Description: This volume seeks to contribute to this new line of research and develops a theoretical framework to study the consequences of clientelism for democratic representation.
Brief description: Maria Spirova is senior lecturer of Comparative Politics and International Relations, University of Leiden. She holds a PhD in political science from the University of Wisconsin - Milwaukee and has previously studied political science at the Central European University and the American University in Bulgaria. She works in the area of comparative politics and her research interests include political parties, party patronage and corruption and the democratic representation of ethnic minorities.

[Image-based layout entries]
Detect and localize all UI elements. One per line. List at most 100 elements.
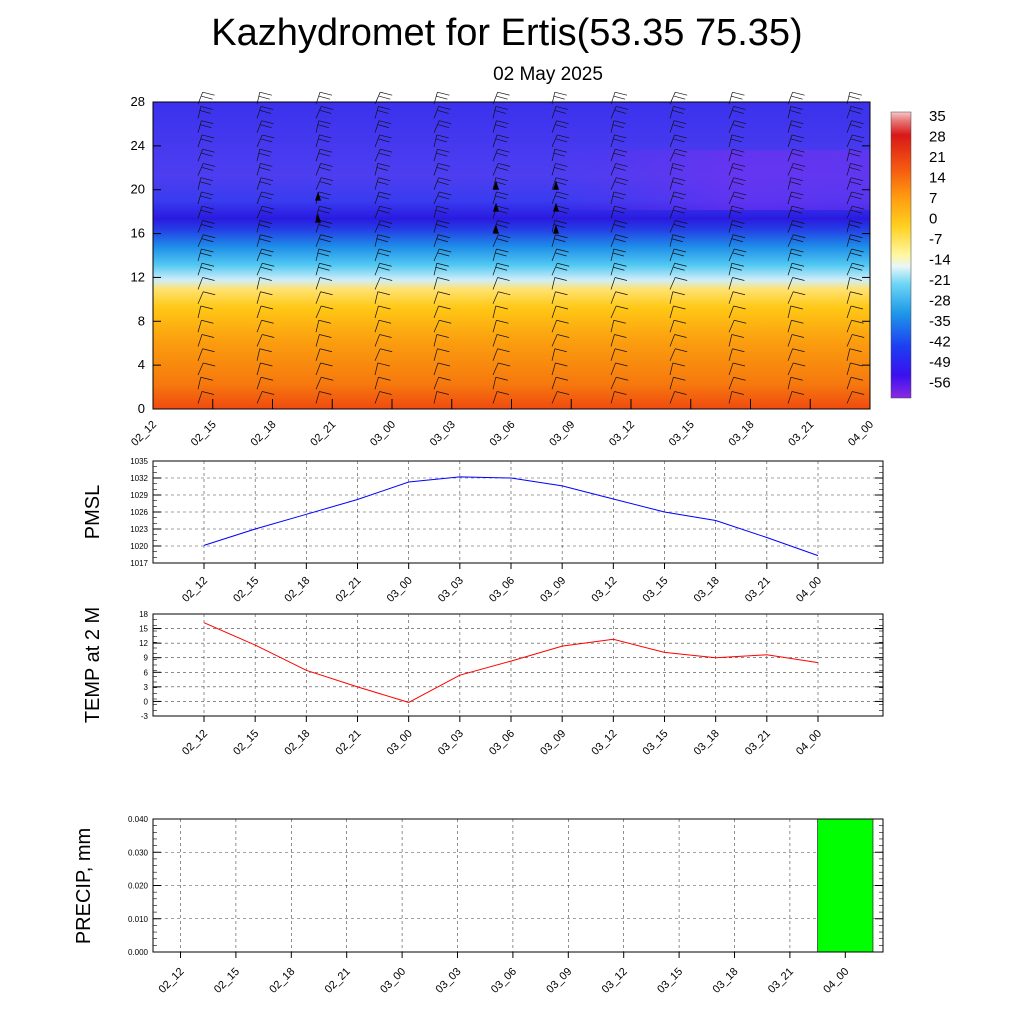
wind-barb bbox=[315, 362, 321, 376]
wind-barb bbox=[433, 248, 440, 262]
wind-barb-flag bbox=[613, 248, 626, 253]
wind-barb-flag bbox=[317, 195, 329, 200]
wind-barb-flag bbox=[731, 238, 744, 243]
wind-barb-flag bbox=[615, 163, 628, 167]
wind-barb bbox=[492, 305, 497, 319]
temp-axis-label: TEMP at 2 M bbox=[82, 607, 104, 723]
wind-barb bbox=[492, 377, 497, 390]
wind-barb-flag bbox=[376, 238, 388, 243]
wind-barb-flag bbox=[379, 224, 391, 228]
wind-barb bbox=[197, 149, 203, 162]
wind-barb-flag bbox=[673, 305, 686, 310]
temp-grid bbox=[153, 614, 883, 716]
wind-barb-flag bbox=[672, 181, 684, 186]
cross-section-y-tick-label: 28 bbox=[131, 94, 145, 109]
wind-barb bbox=[374, 362, 379, 376]
wind-barb-flag bbox=[202, 348, 215, 353]
wind-barb-flag bbox=[494, 110, 506, 114]
wind-barb bbox=[728, 177, 734, 190]
wind-barb-flag bbox=[556, 248, 569, 253]
wind-barb bbox=[256, 362, 261, 376]
wind-barb bbox=[197, 163, 204, 176]
wind-barb bbox=[433, 362, 439, 376]
wind-barb-flag bbox=[258, 95, 270, 100]
colorbar-label: 35 bbox=[929, 108, 946, 125]
wind-barb-flag bbox=[201, 319, 214, 324]
wind-barb-flag bbox=[260, 163, 273, 167]
wind-barb bbox=[433, 191, 440, 205]
pmsl-x-tick-label: 03_21 bbox=[743, 575, 773, 605]
wind-barb bbox=[315, 277, 321, 290]
wind-barb-flag bbox=[496, 95, 508, 100]
precip-y-tick-label: 0.040 bbox=[128, 815, 149, 824]
wind-barb-flag bbox=[557, 262, 570, 267]
wind-barb-flag bbox=[439, 120, 452, 125]
wind-barb bbox=[433, 263, 438, 276]
wind-barb-flag bbox=[613, 224, 626, 228]
wind-barb-flag bbox=[557, 391, 570, 395]
wind-barb bbox=[728, 348, 733, 361]
wind-barb-flag bbox=[791, 334, 805, 338]
wind-barb bbox=[197, 334, 203, 347]
wind-barb bbox=[846, 206, 853, 219]
wind-barb bbox=[197, 220, 203, 233]
wind-barb bbox=[610, 362, 616, 376]
cross-section-x-tick-label: 02_21 bbox=[308, 419, 338, 449]
wind-barb-flag bbox=[201, 152, 213, 157]
wind-barb-flag bbox=[790, 138, 803, 143]
wind-barb-flag bbox=[850, 195, 862, 200]
wind-barb-flag bbox=[496, 319, 509, 324]
pmsl-y-tick-label: 1035 bbox=[130, 457, 148, 466]
cross-section-x-tick-label: 02_15 bbox=[189, 419, 219, 449]
precip-bars bbox=[817, 818, 874, 953]
wind-barb-flag bbox=[202, 238, 214, 243]
precip-x-tick-label: 02_18 bbox=[267, 966, 297, 996]
wind-barb-flag bbox=[615, 110, 627, 114]
wind-barb-flag bbox=[732, 163, 746, 167]
wind-barb-flag bbox=[614, 391, 627, 395]
cross-section-y-tick-label: 4 bbox=[138, 357, 145, 372]
wind-barb bbox=[728, 106, 734, 119]
wind-barb-flag bbox=[378, 305, 391, 310]
wind-barb-flag bbox=[673, 248, 687, 253]
wind-barb bbox=[669, 206, 675, 219]
wind-barb bbox=[610, 334, 615, 347]
pmsl-axis-label: PMSL bbox=[82, 485, 104, 539]
wind-barb bbox=[256, 305, 262, 319]
wind-barb bbox=[433, 134, 438, 148]
precip-x-tick-label: 03_12 bbox=[600, 966, 630, 996]
wind-barb-flag bbox=[261, 191, 274, 196]
wind-barb-flag bbox=[851, 138, 863, 143]
wind-barb bbox=[374, 134, 380, 148]
wind-barb-flag bbox=[732, 110, 744, 114]
wind-barb-flag bbox=[673, 376, 686, 381]
wind-barb bbox=[787, 120, 792, 133]
wind-barb-flag bbox=[851, 248, 864, 253]
wind-barb-flag bbox=[790, 376, 803, 381]
wind-barb-flag bbox=[435, 138, 447, 143]
wind-barb-flag bbox=[437, 148, 450, 153]
wind-barb-flag bbox=[556, 138, 568, 143]
wind-barb-flag bbox=[732, 220, 745, 224]
wind-barb bbox=[728, 362, 734, 376]
cross-section-y-tick-label: 0 bbox=[138, 401, 145, 416]
wind-barb bbox=[846, 106, 852, 119]
wind-barb-flag bbox=[616, 305, 629, 310]
temp-x-tick-label: 03_21 bbox=[743, 728, 773, 758]
precip-x-tick-label: 04_00 bbox=[821, 966, 851, 996]
wind-barb bbox=[256, 248, 262, 262]
wind-barb-flag bbox=[556, 191, 569, 196]
wind-barb-flag bbox=[262, 205, 275, 210]
wind-barb-flag bbox=[849, 148, 862, 153]
pmsl-x-tick-label: 03_00 bbox=[385, 575, 415, 605]
wind-barb-flag bbox=[377, 234, 390, 239]
wind-barb bbox=[197, 248, 202, 262]
wind-barb-flag bbox=[673, 266, 685, 271]
precip-x-tick-label: 03_03 bbox=[434, 966, 464, 996]
wind-barb-flag bbox=[377, 124, 390, 129]
wind-barb-flag bbox=[673, 120, 687, 125]
wind-barb-flag bbox=[437, 163, 451, 167]
wind-barb-flag bbox=[675, 277, 688, 281]
wind-barb bbox=[256, 220, 261, 233]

- What the task requires
From the description of the clientelism volume, extract verbatim the passage starting at "Brief description: Maria" and ending at "of ethnic minorities.".

- Exercise solution
Brief description: Maria Spirova is senior lecturer of Comparative Politics and International Relations, University of Leiden. She holds a PhD in political science from the University of Wisconsin - Milwaukee and has previously studied political science at the Central European University and the American University in Bulgaria. She works in the area of comparative politics and her research interests include political parties, party patronage and corruption and the democratic representation of ethnic minorities.